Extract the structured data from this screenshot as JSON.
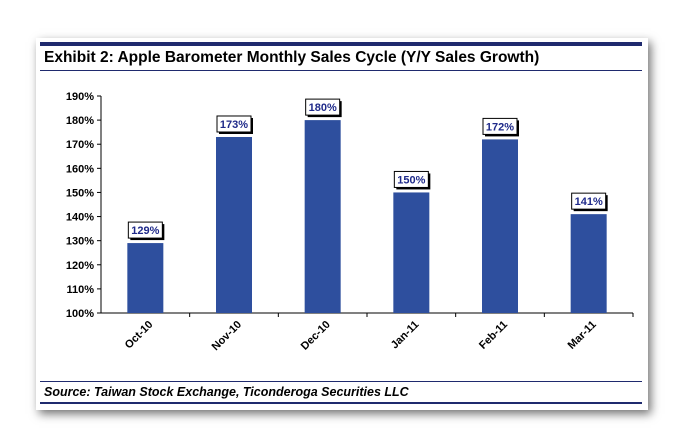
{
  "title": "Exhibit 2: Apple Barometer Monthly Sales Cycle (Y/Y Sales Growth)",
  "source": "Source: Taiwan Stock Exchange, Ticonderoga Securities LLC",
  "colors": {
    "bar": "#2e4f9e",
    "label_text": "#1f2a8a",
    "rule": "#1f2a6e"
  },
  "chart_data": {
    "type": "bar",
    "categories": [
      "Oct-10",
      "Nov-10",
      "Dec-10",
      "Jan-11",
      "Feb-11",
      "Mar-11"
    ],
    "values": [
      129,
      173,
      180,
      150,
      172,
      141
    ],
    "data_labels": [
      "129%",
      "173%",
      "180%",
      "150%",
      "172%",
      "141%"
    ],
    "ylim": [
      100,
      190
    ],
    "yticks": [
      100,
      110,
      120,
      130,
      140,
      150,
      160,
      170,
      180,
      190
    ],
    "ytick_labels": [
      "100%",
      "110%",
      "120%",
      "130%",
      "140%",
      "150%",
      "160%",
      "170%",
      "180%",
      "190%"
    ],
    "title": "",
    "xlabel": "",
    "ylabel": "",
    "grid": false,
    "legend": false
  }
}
——
Exercise instructions:
Set the entries down again exactly. Do not include the images.

Response:
Extract the structured data from this screenshot as JSON.
{
  "title": "Exhibit 2: Apple Barometer Monthly Sales Cycle (Y/Y Sales Growth)",
  "source": "Source: Taiwan Stock Exchange, Ticonderoga Securities LLC",
  "colors": {
    "bar": "#2e4f9e",
    "label_text": "#1f2a8a",
    "rule": "#1f2a6e"
  },
  "chart_data": {
    "type": "bar",
    "categories": [
      "Oct-10",
      "Nov-10",
      "Dec-10",
      "Jan-11",
      "Feb-11",
      "Mar-11"
    ],
    "values": [
      129,
      173,
      180,
      150,
      172,
      141
    ],
    "data_labels": [
      "129%",
      "173%",
      "180%",
      "150%",
      "172%",
      "141%"
    ],
    "ylim": [
      100,
      190
    ],
    "yticks": [
      100,
      110,
      120,
      130,
      140,
      150,
      160,
      170,
      180,
      190
    ],
    "ytick_labels": [
      "100%",
      "110%",
      "120%",
      "130%",
      "140%",
      "150%",
      "160%",
      "170%",
      "180%",
      "190%"
    ],
    "title": "",
    "xlabel": "",
    "ylabel": "",
    "grid": false,
    "legend": false
  }
}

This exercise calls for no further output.